## Aim
Within the data that follows, how many lines carry the string "Total"? Give the number alone.

## Rows
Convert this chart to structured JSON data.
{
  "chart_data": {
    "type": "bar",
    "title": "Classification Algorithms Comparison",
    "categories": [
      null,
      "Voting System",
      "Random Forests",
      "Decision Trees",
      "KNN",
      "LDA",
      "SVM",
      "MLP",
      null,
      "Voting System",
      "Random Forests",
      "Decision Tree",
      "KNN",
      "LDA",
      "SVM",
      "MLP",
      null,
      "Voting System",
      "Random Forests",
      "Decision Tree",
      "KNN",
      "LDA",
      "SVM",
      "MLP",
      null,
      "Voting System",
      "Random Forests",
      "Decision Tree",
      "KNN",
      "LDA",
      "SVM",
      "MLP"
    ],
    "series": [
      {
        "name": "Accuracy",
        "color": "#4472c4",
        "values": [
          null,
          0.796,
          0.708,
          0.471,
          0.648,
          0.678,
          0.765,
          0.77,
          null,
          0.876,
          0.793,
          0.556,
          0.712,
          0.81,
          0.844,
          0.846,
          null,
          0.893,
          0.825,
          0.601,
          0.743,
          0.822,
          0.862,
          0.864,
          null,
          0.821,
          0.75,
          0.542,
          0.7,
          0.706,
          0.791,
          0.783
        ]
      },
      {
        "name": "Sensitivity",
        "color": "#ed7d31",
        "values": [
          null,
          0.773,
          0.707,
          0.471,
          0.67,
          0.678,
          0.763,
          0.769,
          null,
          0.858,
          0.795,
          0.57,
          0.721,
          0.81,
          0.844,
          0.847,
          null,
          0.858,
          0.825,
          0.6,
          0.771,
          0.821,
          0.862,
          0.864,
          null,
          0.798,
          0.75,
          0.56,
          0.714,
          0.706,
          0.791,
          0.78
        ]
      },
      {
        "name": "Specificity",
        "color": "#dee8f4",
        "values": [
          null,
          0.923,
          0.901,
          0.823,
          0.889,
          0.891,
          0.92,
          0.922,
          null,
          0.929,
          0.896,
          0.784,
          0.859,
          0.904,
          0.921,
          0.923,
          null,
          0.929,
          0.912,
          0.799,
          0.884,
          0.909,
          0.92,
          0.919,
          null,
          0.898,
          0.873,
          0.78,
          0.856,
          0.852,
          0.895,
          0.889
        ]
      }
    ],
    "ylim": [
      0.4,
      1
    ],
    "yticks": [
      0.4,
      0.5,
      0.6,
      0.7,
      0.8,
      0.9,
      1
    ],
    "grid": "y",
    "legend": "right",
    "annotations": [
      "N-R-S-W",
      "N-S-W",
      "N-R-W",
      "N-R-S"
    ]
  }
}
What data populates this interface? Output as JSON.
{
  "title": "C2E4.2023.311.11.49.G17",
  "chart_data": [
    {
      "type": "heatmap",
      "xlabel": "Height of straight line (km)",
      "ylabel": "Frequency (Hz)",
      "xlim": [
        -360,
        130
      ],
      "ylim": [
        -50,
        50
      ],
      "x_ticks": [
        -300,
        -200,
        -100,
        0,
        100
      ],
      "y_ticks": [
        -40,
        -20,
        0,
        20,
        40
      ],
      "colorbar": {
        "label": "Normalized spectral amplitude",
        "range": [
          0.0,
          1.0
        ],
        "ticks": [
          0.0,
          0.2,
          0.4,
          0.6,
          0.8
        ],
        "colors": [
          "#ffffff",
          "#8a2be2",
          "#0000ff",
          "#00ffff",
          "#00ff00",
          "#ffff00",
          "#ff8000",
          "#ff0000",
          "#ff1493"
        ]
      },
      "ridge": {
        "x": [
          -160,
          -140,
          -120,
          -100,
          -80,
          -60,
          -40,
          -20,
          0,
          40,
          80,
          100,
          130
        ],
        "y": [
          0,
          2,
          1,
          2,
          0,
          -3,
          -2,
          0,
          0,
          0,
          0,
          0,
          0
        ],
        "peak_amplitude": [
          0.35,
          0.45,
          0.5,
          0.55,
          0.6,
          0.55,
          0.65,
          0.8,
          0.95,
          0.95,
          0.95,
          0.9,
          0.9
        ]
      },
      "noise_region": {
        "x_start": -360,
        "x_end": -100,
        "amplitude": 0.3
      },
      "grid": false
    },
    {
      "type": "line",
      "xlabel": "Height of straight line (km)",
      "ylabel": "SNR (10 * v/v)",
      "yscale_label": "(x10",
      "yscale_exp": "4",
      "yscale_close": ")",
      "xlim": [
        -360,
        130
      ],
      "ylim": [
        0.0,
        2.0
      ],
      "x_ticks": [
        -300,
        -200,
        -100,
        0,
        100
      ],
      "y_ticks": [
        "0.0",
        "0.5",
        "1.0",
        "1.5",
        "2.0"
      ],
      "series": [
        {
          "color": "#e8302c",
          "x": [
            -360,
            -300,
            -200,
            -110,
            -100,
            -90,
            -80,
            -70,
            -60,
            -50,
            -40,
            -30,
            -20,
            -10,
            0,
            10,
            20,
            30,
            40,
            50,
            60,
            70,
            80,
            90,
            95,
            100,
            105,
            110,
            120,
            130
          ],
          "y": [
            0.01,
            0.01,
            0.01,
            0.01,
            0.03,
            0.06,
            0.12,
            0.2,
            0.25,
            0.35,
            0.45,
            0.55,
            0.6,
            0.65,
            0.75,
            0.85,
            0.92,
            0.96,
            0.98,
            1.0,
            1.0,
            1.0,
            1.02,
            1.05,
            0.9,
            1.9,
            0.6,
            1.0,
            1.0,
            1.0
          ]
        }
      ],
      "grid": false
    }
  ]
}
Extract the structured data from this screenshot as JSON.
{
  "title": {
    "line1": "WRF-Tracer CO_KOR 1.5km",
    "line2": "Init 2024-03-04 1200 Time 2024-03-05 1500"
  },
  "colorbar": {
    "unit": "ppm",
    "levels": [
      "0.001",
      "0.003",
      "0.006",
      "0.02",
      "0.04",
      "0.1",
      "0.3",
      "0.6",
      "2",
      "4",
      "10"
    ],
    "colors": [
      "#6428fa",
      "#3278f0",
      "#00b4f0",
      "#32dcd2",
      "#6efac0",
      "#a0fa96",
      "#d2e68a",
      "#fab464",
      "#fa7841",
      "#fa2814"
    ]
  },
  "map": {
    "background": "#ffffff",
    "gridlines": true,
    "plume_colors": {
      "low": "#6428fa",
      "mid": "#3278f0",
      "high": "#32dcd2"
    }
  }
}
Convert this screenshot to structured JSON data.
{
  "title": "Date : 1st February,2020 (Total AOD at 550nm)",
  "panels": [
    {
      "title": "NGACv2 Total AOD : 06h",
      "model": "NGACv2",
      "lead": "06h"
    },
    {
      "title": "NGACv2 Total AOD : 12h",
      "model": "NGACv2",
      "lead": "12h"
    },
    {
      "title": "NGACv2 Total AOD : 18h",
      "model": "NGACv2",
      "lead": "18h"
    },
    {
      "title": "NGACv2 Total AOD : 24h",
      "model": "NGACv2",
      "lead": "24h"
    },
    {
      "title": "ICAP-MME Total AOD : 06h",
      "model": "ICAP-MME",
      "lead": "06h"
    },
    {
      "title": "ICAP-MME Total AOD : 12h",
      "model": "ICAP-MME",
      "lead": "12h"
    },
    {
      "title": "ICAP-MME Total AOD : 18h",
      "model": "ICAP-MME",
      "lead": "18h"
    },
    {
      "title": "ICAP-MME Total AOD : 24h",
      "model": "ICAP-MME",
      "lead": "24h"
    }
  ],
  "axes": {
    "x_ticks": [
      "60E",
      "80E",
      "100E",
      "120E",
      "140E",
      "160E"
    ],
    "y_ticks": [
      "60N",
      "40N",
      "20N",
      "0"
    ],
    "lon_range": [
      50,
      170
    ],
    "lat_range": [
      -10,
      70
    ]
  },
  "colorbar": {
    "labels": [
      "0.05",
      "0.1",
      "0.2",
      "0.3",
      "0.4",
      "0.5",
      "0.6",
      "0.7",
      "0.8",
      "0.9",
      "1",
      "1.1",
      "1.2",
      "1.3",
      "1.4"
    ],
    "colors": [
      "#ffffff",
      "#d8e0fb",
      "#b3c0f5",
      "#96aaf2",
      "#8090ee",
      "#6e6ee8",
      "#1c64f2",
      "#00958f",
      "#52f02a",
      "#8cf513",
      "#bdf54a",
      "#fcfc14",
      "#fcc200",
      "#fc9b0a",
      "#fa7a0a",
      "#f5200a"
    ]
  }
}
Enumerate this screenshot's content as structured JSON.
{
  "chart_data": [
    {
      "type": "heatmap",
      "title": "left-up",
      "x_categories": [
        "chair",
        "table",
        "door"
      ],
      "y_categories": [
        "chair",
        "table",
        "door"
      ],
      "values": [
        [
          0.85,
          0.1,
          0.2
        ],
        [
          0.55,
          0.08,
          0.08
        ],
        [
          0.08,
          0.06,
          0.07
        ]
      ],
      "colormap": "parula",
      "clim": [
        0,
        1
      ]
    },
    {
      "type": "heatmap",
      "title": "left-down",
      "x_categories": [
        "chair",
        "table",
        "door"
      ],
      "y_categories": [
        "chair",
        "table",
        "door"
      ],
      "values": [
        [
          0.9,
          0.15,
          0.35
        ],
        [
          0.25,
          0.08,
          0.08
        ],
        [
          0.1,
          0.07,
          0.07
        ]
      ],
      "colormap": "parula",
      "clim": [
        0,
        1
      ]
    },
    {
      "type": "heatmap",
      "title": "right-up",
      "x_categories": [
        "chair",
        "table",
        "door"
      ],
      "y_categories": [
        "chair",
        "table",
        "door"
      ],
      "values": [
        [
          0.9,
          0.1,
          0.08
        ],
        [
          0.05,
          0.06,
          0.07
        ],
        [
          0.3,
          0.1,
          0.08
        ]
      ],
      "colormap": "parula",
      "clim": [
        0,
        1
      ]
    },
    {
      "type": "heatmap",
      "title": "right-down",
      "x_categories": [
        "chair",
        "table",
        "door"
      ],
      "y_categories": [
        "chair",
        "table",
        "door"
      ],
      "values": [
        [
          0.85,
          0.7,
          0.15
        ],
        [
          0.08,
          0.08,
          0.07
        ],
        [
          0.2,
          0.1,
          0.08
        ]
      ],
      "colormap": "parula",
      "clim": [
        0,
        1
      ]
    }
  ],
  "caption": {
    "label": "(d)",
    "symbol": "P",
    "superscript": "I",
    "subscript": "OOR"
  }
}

## The reply
9